Request: Find every line with the string "Umakant" in it, count them, and reply with that count only.

Input rows:

————

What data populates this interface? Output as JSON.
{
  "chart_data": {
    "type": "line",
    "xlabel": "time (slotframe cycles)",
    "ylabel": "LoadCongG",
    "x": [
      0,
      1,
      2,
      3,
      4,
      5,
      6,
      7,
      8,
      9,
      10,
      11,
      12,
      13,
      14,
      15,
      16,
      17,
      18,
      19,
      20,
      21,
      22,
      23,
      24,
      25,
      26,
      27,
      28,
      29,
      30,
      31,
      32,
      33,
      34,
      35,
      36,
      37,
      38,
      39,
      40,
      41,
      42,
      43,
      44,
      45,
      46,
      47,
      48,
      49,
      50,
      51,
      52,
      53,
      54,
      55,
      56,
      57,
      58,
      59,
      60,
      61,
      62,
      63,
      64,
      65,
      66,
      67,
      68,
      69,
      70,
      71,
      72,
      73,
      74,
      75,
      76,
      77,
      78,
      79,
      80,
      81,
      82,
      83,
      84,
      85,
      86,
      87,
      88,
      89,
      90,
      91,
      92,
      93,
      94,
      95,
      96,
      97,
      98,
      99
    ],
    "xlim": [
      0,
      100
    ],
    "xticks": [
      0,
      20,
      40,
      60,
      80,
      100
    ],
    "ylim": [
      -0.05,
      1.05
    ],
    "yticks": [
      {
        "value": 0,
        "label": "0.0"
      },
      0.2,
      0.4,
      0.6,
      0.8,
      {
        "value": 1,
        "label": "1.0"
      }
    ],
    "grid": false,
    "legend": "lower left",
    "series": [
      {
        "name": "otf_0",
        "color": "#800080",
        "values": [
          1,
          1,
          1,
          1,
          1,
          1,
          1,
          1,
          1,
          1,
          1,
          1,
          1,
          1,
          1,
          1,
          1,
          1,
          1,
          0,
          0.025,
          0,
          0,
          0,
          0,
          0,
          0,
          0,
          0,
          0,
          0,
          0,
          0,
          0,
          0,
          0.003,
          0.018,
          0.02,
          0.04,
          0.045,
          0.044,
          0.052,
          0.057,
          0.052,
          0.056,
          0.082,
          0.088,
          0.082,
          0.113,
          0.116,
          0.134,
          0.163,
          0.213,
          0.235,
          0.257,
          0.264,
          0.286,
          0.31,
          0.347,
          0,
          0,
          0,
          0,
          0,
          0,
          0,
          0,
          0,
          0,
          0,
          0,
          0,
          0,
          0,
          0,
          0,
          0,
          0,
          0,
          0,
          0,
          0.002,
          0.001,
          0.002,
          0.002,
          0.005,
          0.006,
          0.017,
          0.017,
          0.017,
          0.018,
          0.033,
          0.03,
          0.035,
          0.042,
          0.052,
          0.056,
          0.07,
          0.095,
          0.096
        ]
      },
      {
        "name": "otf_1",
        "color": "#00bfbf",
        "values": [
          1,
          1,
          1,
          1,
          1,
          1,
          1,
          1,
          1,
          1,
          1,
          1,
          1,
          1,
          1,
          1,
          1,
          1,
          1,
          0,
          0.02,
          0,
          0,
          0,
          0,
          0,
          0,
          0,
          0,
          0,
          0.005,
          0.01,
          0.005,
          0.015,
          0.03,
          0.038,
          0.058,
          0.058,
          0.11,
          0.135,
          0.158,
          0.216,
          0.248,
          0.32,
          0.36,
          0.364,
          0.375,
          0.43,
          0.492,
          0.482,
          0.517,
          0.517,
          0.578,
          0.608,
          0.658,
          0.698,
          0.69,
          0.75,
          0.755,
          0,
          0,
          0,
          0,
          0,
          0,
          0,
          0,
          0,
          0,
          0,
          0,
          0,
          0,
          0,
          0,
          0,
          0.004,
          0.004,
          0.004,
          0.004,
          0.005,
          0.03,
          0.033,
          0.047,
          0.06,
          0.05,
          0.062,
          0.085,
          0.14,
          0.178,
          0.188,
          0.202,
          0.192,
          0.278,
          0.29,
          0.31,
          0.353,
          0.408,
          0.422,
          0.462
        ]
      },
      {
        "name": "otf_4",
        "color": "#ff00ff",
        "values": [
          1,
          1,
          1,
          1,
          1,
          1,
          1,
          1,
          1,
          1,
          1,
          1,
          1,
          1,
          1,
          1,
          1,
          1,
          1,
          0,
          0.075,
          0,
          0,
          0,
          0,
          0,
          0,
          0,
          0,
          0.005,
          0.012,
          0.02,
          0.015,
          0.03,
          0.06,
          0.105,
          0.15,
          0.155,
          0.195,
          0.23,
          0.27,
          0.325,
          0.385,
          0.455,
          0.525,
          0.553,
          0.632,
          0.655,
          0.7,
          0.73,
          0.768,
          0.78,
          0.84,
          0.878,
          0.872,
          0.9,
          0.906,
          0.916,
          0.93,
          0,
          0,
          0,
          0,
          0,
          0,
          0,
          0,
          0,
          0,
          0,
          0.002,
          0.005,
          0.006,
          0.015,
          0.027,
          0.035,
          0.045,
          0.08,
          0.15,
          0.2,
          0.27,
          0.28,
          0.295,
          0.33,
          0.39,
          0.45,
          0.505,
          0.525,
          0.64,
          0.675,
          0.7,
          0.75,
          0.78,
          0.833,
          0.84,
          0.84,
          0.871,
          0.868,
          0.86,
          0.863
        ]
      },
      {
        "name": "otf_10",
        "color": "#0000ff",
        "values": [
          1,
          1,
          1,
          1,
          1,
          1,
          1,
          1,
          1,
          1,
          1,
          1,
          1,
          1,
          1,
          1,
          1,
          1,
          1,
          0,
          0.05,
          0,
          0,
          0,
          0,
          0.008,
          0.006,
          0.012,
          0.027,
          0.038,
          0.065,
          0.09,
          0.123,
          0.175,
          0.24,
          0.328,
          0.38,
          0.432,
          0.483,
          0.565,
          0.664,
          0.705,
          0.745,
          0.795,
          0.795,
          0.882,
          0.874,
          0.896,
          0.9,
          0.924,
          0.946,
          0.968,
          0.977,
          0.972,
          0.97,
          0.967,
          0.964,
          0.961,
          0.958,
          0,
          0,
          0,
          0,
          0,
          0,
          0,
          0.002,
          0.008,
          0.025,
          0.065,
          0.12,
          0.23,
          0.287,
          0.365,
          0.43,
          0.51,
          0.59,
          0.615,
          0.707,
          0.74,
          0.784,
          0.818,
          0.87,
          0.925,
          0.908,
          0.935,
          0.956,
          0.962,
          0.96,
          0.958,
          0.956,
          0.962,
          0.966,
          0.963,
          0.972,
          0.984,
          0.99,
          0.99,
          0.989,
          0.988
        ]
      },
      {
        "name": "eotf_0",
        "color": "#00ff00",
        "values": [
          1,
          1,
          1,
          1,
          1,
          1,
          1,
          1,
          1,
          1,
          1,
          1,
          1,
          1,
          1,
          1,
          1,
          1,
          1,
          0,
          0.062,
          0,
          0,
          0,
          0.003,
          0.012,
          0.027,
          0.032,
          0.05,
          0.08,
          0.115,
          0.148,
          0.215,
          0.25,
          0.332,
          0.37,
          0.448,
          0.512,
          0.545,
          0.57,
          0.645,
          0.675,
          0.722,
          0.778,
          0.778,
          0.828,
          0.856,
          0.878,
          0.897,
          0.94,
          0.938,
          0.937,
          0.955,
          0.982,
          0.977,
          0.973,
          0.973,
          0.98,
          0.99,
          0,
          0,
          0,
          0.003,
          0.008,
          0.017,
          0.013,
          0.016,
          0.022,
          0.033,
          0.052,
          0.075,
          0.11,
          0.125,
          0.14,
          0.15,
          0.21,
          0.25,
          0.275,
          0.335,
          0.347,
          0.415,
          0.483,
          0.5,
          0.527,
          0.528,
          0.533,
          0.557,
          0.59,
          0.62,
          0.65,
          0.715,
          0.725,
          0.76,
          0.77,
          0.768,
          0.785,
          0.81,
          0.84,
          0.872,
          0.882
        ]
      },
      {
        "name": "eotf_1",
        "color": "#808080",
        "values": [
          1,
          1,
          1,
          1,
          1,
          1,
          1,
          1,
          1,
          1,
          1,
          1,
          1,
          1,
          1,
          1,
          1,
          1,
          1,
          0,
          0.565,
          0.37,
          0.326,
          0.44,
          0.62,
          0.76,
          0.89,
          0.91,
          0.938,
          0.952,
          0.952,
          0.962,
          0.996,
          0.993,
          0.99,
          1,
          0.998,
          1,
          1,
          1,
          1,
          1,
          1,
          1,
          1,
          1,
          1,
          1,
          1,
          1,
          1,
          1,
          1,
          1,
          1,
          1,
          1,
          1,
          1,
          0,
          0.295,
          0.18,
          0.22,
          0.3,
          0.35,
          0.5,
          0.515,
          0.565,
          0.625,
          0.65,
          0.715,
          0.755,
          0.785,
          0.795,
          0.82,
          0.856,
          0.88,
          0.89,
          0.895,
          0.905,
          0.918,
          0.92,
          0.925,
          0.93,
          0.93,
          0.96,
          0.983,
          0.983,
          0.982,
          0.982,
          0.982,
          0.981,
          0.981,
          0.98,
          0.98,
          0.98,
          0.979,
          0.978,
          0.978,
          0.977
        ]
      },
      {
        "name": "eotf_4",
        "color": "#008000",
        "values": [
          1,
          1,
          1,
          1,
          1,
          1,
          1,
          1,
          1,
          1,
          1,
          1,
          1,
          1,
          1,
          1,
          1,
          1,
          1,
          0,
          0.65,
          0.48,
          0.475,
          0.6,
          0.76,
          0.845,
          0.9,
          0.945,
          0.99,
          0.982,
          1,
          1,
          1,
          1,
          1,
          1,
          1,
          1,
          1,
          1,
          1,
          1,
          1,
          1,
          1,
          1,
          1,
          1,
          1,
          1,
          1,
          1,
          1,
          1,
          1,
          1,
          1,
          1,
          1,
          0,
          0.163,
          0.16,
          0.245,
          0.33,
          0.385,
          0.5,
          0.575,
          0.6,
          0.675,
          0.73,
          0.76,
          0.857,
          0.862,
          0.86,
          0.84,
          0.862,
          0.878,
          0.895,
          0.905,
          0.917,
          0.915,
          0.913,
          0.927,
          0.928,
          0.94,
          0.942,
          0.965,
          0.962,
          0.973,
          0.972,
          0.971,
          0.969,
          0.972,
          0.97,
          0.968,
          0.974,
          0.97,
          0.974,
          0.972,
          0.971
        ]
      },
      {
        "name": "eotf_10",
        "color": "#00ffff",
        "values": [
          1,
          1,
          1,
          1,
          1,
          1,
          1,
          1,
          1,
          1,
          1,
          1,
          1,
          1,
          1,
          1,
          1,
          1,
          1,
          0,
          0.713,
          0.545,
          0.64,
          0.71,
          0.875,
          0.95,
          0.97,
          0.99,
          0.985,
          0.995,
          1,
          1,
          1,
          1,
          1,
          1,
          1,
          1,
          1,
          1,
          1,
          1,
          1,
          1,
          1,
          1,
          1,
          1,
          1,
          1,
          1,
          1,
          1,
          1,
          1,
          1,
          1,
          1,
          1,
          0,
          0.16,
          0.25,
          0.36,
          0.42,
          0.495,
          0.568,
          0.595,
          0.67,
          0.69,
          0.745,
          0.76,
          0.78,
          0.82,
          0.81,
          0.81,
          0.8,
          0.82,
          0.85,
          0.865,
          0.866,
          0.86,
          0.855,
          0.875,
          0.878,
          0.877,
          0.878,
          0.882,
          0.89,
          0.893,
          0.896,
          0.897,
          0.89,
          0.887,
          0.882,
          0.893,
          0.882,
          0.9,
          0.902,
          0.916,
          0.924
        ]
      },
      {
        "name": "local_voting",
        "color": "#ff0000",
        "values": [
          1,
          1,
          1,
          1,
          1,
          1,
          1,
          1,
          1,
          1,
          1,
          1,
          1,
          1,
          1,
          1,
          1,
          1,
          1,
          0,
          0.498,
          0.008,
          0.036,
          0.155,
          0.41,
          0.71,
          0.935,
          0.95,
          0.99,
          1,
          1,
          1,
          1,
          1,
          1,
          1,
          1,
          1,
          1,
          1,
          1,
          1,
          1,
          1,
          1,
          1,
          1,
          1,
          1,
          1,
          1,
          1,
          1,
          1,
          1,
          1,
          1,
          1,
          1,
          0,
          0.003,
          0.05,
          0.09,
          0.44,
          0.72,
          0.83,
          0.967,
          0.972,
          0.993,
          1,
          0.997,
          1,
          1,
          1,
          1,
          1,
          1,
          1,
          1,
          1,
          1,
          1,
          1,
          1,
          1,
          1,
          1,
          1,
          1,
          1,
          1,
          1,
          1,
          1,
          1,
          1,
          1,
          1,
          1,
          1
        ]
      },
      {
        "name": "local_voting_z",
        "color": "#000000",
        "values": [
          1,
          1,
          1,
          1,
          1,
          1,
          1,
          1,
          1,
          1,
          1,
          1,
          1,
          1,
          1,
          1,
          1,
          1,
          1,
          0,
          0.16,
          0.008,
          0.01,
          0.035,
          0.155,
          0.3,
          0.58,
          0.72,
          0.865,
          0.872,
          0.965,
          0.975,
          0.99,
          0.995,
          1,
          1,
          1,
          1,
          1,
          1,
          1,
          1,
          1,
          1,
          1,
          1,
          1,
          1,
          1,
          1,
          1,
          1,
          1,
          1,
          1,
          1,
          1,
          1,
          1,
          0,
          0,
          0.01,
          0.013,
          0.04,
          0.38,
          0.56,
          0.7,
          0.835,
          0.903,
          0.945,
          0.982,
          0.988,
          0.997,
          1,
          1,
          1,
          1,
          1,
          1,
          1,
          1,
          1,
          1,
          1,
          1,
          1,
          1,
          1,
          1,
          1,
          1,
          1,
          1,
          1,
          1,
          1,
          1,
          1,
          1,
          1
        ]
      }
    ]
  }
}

————

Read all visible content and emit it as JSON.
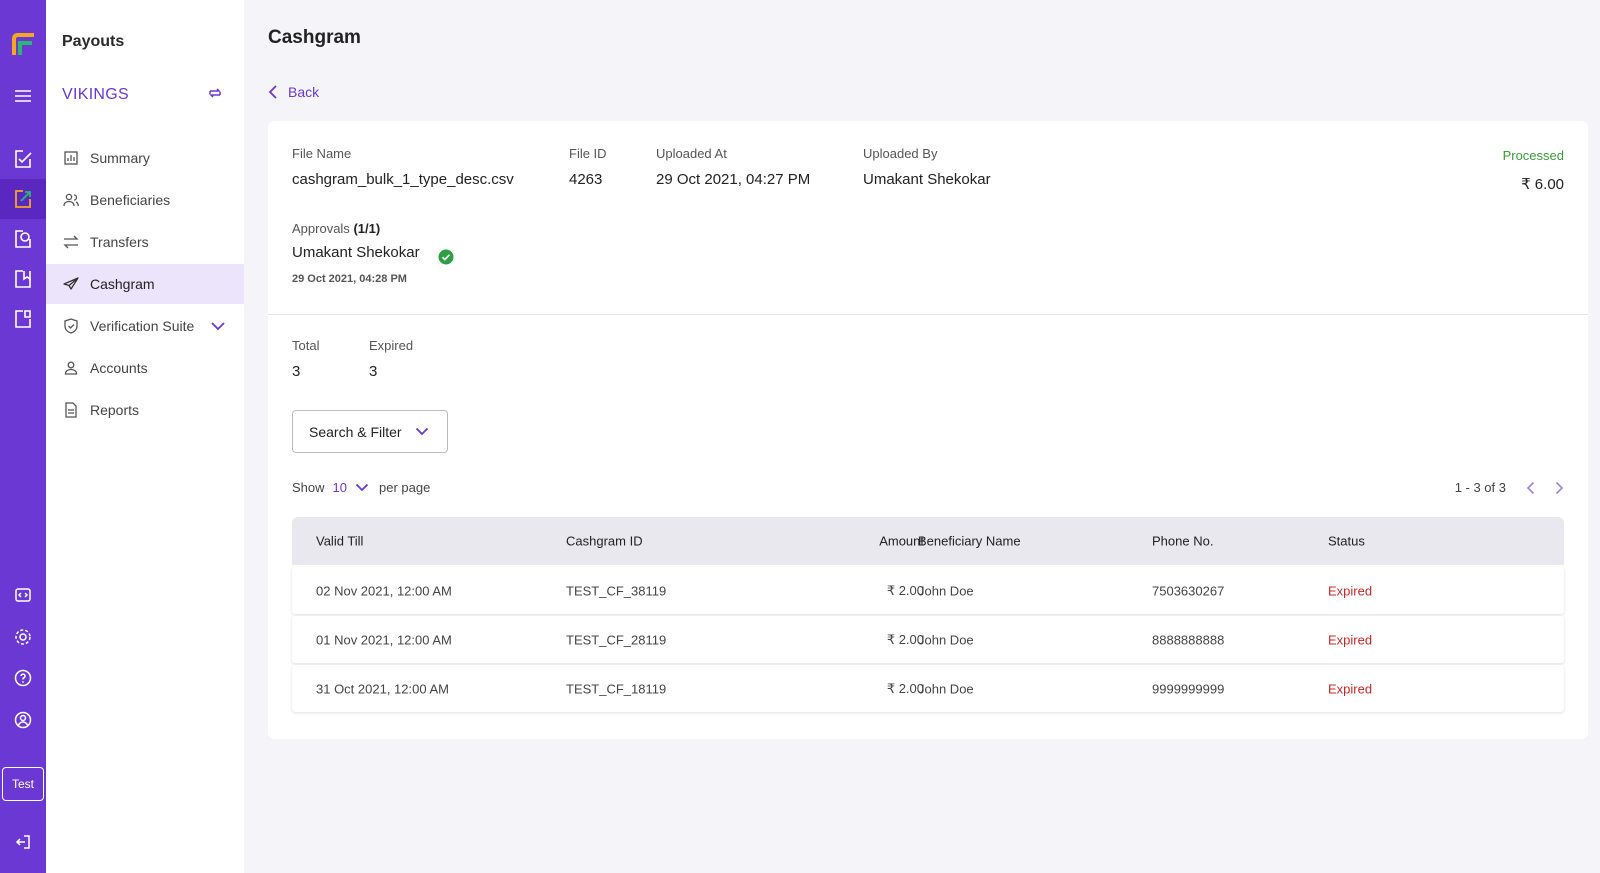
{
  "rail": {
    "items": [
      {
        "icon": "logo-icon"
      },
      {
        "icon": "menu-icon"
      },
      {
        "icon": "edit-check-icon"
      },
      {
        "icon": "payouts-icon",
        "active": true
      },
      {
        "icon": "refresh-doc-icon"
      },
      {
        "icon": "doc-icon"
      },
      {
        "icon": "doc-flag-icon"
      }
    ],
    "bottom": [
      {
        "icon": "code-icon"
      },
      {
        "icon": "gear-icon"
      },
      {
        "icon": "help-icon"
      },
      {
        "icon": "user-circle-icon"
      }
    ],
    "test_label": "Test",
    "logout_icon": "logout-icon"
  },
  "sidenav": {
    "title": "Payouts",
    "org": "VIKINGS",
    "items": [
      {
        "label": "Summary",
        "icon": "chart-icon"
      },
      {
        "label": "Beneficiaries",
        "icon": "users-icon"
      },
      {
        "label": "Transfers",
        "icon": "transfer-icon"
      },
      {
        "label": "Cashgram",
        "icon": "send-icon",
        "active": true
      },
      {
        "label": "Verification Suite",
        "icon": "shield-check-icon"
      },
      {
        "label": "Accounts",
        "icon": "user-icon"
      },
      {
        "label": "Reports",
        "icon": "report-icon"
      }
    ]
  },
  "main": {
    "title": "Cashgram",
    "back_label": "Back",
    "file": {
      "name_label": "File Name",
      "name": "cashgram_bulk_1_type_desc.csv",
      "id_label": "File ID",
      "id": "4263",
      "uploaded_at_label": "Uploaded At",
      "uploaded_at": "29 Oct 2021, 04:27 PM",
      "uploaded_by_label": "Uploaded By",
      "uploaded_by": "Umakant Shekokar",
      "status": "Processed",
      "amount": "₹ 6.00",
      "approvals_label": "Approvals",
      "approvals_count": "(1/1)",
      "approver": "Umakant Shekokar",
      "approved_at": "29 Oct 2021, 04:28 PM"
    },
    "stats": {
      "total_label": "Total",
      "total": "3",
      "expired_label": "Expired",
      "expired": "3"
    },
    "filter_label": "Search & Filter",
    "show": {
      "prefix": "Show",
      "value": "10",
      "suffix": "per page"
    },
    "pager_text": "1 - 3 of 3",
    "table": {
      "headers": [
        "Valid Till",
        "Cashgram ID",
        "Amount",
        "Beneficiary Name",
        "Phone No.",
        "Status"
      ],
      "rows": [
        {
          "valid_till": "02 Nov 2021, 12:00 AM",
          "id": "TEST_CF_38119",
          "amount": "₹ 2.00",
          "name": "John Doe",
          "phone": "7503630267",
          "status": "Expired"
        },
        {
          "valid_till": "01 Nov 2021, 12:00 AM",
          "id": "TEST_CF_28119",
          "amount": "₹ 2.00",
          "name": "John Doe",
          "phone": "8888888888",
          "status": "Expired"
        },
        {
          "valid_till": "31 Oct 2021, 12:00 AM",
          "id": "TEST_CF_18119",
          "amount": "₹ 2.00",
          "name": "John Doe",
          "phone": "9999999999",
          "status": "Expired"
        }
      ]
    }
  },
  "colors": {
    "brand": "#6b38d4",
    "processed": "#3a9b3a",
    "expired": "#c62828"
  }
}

————

The output: 2